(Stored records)
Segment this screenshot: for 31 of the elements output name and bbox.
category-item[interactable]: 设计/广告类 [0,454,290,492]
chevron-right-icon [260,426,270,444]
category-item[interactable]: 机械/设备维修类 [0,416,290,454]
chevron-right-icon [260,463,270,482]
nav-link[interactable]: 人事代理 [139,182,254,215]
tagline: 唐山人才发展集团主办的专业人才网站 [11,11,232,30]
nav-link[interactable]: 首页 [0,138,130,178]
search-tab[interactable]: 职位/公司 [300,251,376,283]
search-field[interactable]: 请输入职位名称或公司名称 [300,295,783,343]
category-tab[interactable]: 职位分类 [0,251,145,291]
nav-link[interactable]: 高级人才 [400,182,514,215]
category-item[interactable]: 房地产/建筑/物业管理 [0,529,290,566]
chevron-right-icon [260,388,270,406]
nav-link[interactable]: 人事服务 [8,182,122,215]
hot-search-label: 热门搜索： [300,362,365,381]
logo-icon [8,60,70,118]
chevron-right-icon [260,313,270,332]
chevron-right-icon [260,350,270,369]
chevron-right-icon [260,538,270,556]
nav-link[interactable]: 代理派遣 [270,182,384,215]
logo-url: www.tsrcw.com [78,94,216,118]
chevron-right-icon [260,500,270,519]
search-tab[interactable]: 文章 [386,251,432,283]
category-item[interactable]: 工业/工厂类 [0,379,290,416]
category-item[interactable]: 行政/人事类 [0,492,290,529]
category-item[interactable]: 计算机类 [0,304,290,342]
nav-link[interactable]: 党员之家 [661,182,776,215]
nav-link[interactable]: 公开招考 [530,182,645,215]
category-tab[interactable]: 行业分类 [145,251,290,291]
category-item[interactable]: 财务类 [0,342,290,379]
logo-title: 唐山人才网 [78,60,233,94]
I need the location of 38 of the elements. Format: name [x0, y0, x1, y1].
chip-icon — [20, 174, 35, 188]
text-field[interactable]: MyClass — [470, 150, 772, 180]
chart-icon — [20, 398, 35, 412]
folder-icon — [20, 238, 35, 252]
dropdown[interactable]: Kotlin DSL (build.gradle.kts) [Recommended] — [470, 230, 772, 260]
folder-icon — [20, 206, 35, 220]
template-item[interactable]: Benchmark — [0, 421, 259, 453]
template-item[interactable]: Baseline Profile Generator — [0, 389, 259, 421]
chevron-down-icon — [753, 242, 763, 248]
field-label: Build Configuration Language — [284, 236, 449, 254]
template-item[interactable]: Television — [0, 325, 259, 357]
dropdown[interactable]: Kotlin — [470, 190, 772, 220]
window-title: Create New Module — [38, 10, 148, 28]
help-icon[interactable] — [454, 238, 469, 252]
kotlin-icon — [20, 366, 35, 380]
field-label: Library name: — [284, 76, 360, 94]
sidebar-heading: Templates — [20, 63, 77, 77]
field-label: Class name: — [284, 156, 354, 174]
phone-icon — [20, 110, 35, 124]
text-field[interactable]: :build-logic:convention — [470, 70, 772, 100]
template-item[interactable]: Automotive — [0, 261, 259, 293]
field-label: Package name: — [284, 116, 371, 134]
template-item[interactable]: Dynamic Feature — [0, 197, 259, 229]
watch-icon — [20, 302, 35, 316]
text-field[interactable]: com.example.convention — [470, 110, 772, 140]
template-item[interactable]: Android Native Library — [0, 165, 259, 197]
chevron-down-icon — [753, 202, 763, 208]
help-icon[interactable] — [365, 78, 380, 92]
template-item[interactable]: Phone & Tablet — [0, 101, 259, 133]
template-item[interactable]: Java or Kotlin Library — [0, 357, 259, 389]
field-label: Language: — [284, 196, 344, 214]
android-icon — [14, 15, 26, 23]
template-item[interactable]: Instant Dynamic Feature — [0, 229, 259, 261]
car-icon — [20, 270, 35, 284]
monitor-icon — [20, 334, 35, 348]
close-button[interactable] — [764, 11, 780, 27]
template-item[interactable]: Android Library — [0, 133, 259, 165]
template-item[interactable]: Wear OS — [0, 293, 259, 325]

Task: Substitute "menu-link" for every occurrence of "nav-link" in the rows above, changing nothing else.

Exercise output:
Segment this screenshot: for 31 of the elements output name and bbox.
category-item[interactable]: 设计/广告类 [0,454,290,492]
chevron-right-icon [260,426,270,444]
category-item[interactable]: 机械/设备维修类 [0,416,290,454]
chevron-right-icon [260,463,270,482]
menu-link[interactable]: 人事代理 [139,182,254,215]
tagline: 唐山人才发展集团主办的专业人才网站 [11,11,232,30]
menu-link[interactable]: 首页 [0,138,130,178]
search-tab[interactable]: 职位/公司 [300,251,376,283]
search-field[interactable]: 请输入职位名称或公司名称 [300,295,783,343]
category-tab[interactable]: 职位分类 [0,251,145,291]
menu-link[interactable]: 高级人才 [400,182,514,215]
category-item[interactable]: 房地产/建筑/物业管理 [0,529,290,566]
chevron-right-icon [260,388,270,406]
menu-link[interactable]: 人事服务 [8,182,122,215]
hot-search-label: 热门搜索： [300,362,365,381]
logo-icon [8,60,70,118]
chevron-right-icon [260,313,270,332]
chevron-right-icon [260,350,270,369]
chevron-right-icon [260,538,270,556]
menu-link[interactable]: 代理派遣 [270,182,384,215]
logo-url: www.tsrcw.com [78,94,216,118]
chevron-right-icon [260,500,270,519]
search-tab[interactable]: 文章 [386,251,432,283]
category-item[interactable]: 工业/工厂类 [0,379,290,416]
category-item[interactable]: 行政/人事类 [0,492,290,529]
category-item[interactable]: 计算机类 [0,304,290,342]
menu-link[interactable]: 党员之家 [661,182,776,215]
menu-link[interactable]: 公开招考 [530,182,645,215]
category-tab[interactable]: 行业分类 [145,251,290,291]
category-item[interactable]: 财务类 [0,342,290,379]
logo-title: 唐山人才网 [78,60,233,94]
I need the location of 38 of the elements. Format: name [x0, y0, x1, y1].
chip-icon — [20, 174, 35, 188]
text-field[interactable]: MyClass — [470, 150, 772, 180]
chart-icon — [20, 398, 35, 412]
folder-icon — [20, 238, 35, 252]
dropdown[interactable]: Kotlin DSL (build.gradle.kts) [Recommended] — [470, 230, 772, 260]
folder-icon — [20, 206, 35, 220]
template-item[interactable]: Benchmark — [0, 421, 259, 453]
template-item[interactable]: Baseline Profile Generator — [0, 389, 259, 421]
chevron-down-icon — [753, 242, 763, 248]
field-label: Build Configuration Language — [284, 236, 449, 254]
template-item[interactable]: Television — [0, 325, 259, 357]
dropdown[interactable]: Kotlin — [470, 190, 772, 220]
window-title: Create New Module — [38, 10, 148, 28]
help-icon[interactable] — [454, 238, 469, 252]
kotlin-icon — [20, 366, 35, 380]
field-label: Library name: — [284, 76, 360, 94]
sidebar-heading: Templates — [20, 63, 77, 77]
field-label: Class name: — [284, 156, 354, 174]
phone-icon — [20, 110, 35, 124]
text-field[interactable]: :build-logic:convention — [470, 70, 772, 100]
template-item[interactable]: Automotive — [0, 261, 259, 293]
field-label: Package name: — [284, 116, 371, 134]
template-item[interactable]: Dynamic Feature — [0, 197, 259, 229]
watch-icon — [20, 302, 35, 316]
text-field[interactable]: com.example.convention — [470, 110, 772, 140]
template-item[interactable]: Android Native Library — [0, 165, 259, 197]
chevron-down-icon — [753, 202, 763, 208]
help-icon[interactable] — [365, 78, 380, 92]
template-item[interactable]: Phone & Tablet — [0, 101, 259, 133]
template-item[interactable]: Java or Kotlin Library — [0, 357, 259, 389]
field-label: Language: — [284, 196, 344, 214]
android-icon — [14, 15, 26, 23]
template-item[interactable]: Instant Dynamic Feature — [0, 229, 259, 261]
car-icon — [20, 270, 35, 284]
monitor-icon — [20, 334, 35, 348]
close-button[interactable] — [764, 11, 780, 27]
template-item[interactable]: Android Library — [0, 133, 259, 165]
template-item[interactable]: Wear OS — [0, 293, 259, 325]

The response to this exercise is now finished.